> **PROBLEM TO SOLVE**:
Determine how many lines contain the string "What". Reply with that figure and nothing else.

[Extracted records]
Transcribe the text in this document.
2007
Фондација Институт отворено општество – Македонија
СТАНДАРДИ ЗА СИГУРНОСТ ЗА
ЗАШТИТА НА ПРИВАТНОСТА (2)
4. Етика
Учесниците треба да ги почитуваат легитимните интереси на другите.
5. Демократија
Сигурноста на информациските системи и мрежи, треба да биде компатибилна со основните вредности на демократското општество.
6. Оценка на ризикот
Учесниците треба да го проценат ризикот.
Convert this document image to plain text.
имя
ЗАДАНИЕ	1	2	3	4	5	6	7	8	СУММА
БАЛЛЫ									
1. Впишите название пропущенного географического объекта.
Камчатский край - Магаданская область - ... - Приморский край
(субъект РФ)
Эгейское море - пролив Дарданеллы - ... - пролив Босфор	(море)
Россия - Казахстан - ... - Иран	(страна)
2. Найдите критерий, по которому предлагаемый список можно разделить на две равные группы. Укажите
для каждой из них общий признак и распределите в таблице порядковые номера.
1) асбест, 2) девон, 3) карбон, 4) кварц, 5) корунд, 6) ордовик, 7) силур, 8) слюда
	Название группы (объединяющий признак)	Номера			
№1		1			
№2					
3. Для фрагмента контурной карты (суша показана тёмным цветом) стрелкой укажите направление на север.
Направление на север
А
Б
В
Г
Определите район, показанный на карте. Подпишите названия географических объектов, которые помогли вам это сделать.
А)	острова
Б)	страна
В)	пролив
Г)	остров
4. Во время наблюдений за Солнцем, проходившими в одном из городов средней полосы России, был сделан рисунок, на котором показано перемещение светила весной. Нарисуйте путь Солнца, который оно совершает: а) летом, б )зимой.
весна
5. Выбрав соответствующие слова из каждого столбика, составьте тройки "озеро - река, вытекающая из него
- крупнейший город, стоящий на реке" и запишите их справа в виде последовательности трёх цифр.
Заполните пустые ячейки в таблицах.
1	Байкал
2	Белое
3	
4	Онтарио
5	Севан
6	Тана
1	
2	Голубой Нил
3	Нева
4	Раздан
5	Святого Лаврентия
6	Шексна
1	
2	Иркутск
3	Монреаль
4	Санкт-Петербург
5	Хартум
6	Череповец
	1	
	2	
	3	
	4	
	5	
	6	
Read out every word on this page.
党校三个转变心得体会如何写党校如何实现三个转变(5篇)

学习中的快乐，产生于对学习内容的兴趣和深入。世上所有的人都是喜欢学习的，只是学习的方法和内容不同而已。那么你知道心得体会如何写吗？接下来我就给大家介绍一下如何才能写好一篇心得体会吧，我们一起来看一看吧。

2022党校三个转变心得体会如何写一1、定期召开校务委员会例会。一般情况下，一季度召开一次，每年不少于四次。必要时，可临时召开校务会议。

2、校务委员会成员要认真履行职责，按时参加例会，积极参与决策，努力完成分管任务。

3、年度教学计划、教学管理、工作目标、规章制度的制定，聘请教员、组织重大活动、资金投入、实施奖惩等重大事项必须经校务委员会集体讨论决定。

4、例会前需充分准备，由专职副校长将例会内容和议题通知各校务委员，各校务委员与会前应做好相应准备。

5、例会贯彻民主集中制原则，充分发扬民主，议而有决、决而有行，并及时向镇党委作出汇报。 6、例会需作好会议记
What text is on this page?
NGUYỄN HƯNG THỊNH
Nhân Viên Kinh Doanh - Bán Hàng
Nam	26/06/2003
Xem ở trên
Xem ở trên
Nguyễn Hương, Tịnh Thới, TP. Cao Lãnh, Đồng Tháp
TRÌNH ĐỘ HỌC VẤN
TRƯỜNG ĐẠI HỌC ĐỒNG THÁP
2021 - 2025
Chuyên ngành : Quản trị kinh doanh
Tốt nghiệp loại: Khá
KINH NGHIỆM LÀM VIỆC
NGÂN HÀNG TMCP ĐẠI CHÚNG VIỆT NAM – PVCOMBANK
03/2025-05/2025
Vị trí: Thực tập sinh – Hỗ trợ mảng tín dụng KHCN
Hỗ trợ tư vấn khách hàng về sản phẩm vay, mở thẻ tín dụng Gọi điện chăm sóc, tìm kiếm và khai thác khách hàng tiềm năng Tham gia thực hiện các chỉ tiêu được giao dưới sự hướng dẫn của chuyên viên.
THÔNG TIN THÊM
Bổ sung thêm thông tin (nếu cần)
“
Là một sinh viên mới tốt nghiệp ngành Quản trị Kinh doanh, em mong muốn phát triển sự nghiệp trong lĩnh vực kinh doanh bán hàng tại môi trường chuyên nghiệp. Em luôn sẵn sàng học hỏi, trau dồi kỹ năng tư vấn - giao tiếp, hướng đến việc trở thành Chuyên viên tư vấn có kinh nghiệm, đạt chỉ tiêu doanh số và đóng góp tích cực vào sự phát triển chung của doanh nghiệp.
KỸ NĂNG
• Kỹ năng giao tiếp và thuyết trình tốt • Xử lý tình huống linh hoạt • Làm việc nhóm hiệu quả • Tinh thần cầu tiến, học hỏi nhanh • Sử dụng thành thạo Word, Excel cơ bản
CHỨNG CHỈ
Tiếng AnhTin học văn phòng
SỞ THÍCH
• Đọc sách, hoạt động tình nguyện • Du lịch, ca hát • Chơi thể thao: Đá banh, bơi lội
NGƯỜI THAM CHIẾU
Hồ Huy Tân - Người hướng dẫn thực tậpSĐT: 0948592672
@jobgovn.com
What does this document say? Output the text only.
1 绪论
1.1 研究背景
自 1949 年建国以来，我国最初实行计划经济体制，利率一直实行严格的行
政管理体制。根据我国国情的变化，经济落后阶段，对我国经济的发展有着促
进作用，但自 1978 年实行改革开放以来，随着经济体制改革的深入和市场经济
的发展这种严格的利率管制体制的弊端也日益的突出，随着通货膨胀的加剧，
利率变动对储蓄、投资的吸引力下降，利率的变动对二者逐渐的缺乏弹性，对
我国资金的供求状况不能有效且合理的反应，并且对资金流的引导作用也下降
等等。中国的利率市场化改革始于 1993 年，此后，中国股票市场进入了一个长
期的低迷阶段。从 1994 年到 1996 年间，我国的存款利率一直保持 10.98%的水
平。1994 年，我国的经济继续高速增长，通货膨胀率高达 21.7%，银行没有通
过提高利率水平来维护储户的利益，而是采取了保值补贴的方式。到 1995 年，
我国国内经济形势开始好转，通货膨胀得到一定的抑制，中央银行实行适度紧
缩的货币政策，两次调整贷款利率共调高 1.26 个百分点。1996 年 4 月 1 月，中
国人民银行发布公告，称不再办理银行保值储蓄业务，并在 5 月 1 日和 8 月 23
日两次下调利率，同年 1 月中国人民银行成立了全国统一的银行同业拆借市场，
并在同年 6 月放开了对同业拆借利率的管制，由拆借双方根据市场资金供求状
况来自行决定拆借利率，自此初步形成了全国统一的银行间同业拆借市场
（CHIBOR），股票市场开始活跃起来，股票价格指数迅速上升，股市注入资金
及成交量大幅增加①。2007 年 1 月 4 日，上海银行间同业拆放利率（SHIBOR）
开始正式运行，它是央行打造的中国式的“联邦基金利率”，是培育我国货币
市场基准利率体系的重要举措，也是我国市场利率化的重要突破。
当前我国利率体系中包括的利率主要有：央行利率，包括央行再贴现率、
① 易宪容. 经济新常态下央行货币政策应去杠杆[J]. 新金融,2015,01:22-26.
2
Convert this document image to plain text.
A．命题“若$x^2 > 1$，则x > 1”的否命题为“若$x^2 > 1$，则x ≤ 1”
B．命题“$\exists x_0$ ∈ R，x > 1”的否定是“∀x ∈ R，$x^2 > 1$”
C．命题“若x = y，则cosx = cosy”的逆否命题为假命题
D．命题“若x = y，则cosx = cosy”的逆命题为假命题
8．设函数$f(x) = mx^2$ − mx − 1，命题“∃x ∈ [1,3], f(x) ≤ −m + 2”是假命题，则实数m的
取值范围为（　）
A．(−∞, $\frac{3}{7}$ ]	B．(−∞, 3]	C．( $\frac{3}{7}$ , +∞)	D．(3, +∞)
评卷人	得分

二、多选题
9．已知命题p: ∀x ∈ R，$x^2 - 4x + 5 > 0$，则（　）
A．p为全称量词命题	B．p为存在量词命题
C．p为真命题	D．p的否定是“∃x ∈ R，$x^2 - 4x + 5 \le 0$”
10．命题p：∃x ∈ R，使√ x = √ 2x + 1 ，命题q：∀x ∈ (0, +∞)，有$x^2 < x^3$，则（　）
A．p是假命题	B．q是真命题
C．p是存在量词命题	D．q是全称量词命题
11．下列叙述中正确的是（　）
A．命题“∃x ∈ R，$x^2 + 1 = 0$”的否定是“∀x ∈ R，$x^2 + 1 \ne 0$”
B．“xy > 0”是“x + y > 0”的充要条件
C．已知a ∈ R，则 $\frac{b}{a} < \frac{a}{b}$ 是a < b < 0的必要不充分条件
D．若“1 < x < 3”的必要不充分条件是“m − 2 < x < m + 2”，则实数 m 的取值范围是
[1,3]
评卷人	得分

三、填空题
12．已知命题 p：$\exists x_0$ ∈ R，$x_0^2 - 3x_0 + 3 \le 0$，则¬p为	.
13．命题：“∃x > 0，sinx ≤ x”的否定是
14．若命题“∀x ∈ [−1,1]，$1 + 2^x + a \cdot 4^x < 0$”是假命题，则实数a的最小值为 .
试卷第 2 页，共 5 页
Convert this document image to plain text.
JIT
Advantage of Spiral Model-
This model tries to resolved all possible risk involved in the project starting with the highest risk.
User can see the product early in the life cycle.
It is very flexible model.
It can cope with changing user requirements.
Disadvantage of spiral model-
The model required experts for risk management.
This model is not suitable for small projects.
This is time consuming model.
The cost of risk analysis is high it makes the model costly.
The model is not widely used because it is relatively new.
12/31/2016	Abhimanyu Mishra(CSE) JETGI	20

> **EXERCISE OUTPUT**:
2